» **Exercise details**: How many of the lines contain the string "由图乙可知"? Give the number, with no other words.

» **Provided information**:
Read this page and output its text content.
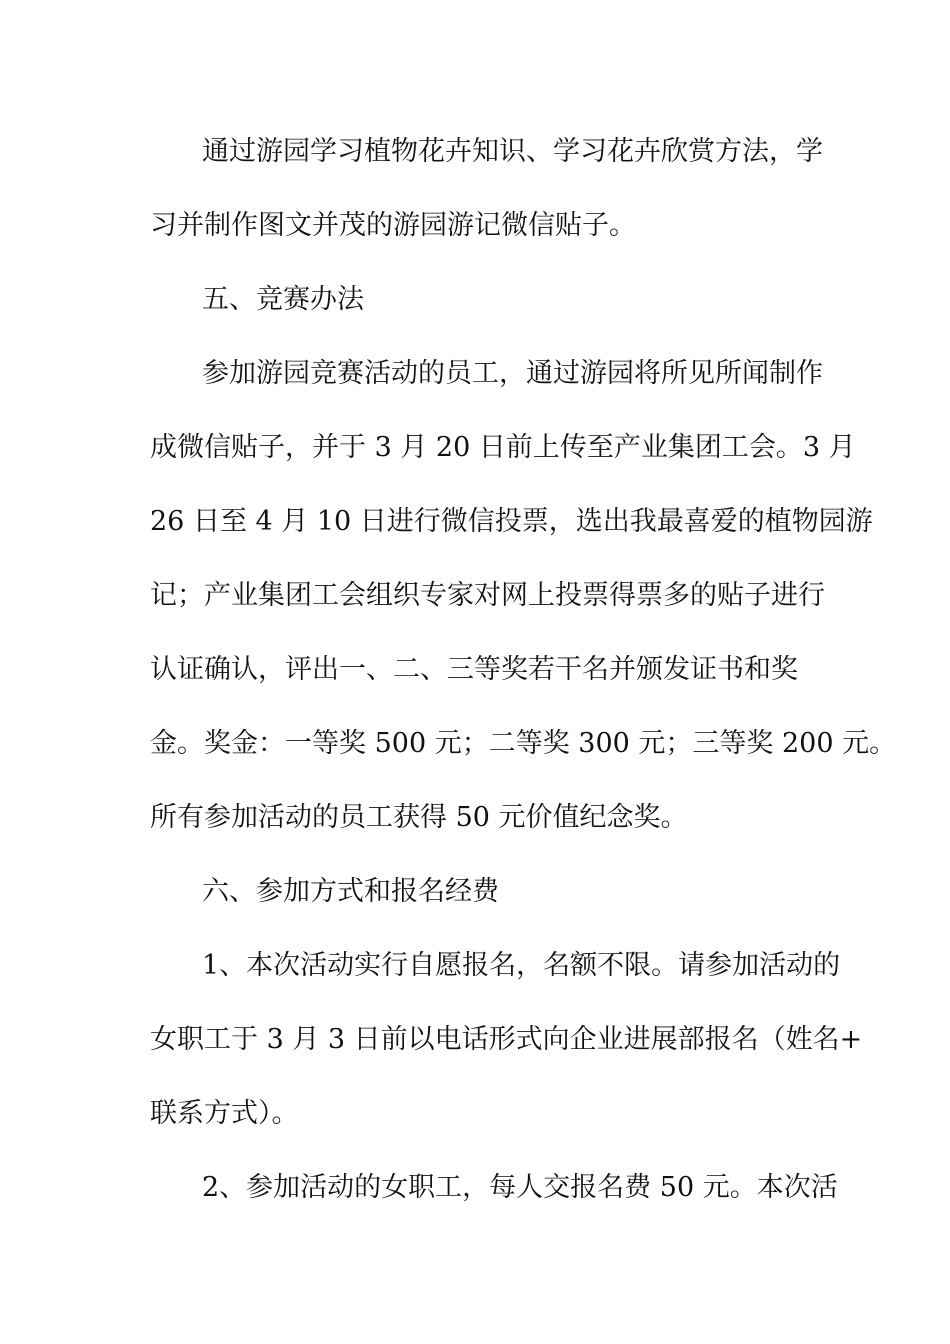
通过游园学习植物花卉知识、学习花卉欣赏方法，学
习并制作图文并茂的游园游记微信贴子。
五、竞赛办法
参加游园竞赛活动的员工，通过游园将所见所闻制作
成微信贴子，并于 3 月 20 日前上传至产业集团工会。3 月
26 日至 4 月 10 日进行微信投票，选出我最喜爱的植物园游
记；产业集团工会组织专家对网上投票得票多的贴子进行
认证确认，评出一、二、三等奖若干名并颁发证书和奖
金。奖金：一等奖 500 元；二等奖 300 元；三等奖 200 元。
所有参加活动的员工获得 50 元价值纪念奖。
六、参加方式和报名经费
1、本次活动实行自愿报名，名额不限。请参加活动的
女职工于 3 月 3 日前以电话形式向企业进展部报名（姓名+
联系方式）。
2、参加活动的女职工，每人交报名费 50 元。本次活
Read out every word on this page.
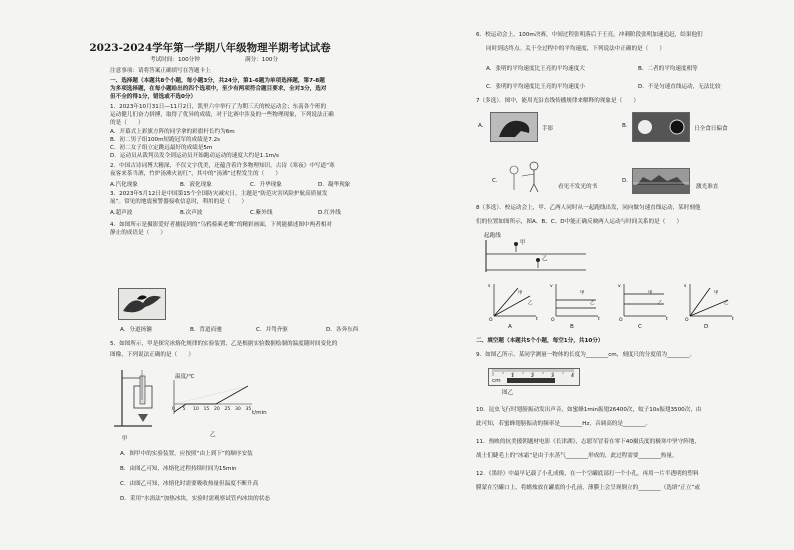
2023-2024学年第一学期八年级物理半期考试试卷
考试时间：100分钟	满分：100分
注意事项：请将答案正确填写在答题卡上
一、选择题（本题共8个小题，每小题3分，共24分，第1-6题为单项选择题，第7-8题
为多项选择题，在每小题给出的四个选项中，至少有两项符合题目要求，全对3分，选对
但不全的得1分，错选或不选0分）
1．2023年10月31日—11月2日，凯里六中举行了为期三天的校运动会；东南各个班的
运动健儿们奋力拼搏，取得了优异的成绩，对于比赛中涉及的一些物理现象，下列说法正确
的是（　　）
A．开幕式上彩旗方阵的同学拿的彩旗杆长约为6m
B．初二男子组100m短跑冠军的成绩是7.2s
C．初二女子组立定跳远最好的成绩是5m
D．运动员从裁判员发令到运动员开始跑动运动的速度大约是1.1m/s
2．中国古诗词博大精深，不仅文字优美，还蕴含着许多物理知识。古诗《寒夜》中写道“寒
夜客来茶当酒，竹炉汤沸火初红”，其中的“汤沸”过程发生的（　　）
A.汽化现象	B．液化现象	C．升华现象	D．凝华现象
3．2023年5月12日是中国第15个全国防灾减灾日，主题是“防范灾害风险护航高质量发
展”。常见的地震预警器接收信息时，利用的是（　　）
A.超声波	B.次声波	C.紫外线	D.红外线
4．如图所示是摄影爱好者捕捉到的“乌鸦骑乘老鹰”的精彩画面，下列能描述图中两者相对
静止的成语是（　　）
A．分道扬镳	B．背道而驰	C．并驾齐驱	D．各奔东西
5．如图所示，甲是探究冰熔化规律的实验装置，乙是根据实验数据绘制的温度随时间变化的
图像，下列说法正确的是（　　）
甲
温度/℃
t/min
乙
A．图甲中的实验装置，应按照“由上到下”的顺序安装
B．由图乙可知，冰熔化过程持续时间为15min
C．由图乙可知，冰熔化时需要吸收热量但温度不断升高
D．采用“水浴法”加热冰块，实验时需观察试管内冰块的状态
0 5 10 15 20 25 30 35
6．校运动会上，100m决赛，中间过程张明落后于王亮，冲刺阶段张明加速追赶，结果他们
同时到达终点。关于全过程中的平均速度，下列说法中正确的是（　　）
A．张明的平均速度比王亮的平均速度大	B．二者的平均速度相等
C．张明的平均速度比王亮的平均速度小	D．不是匀速直线运动，无法比较
7（多选）．图中，能用光沿直线传播规律来解释的现象是（　　）
A.	手影	B.	日全食日偏食
C.
看见不发光的书
D.
激光准直
8（多选）．校运动会上，甲、乙两人同时从一起跑线出发，同向做匀速直线运动，某时刻他
们的位置如图所示，图A、B、C、D中能正确反映两人运动与时间关系的是（　　）
起跑线
甲
乙
二、填空题（本题共5个小题，每空1分，共10分）
9．如图乙所示，某同学测量一物体的长度为________cm，刻度尺的分度值为________。
1	2	3	4
cm
图乙
10．昆虫飞行时翅膀振动发出声音，如蜜蜂1min振翅26400次，蚊子10s振翅3500次，由
此可知，若蜜蜂翅膀振动的频率是________Hz，音调高的是________。
11．热映的抗美援朝题材电影《长津湖》，志愿军冒着在零下40摄氏度的极寒中坚守阵地，
战士们睫毛上的“冰霜”是由于水蒸气________形成的，此过程需要________热量。
12．《墨经》中最早记载了小孔成像，在一个空罐底部打一个小孔，再用一片半透明的塑料
膜蒙在空罐口上，将蜡烛放在罐底的小孔前，薄膜上会呈现倒立的________（选填“正立”或
s
t
O
甲
乙
A
v
t
O
甲
乙
B
v
t
O
甲
乙
C
s
t
O
甲
乙
D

» **Written answer**: 2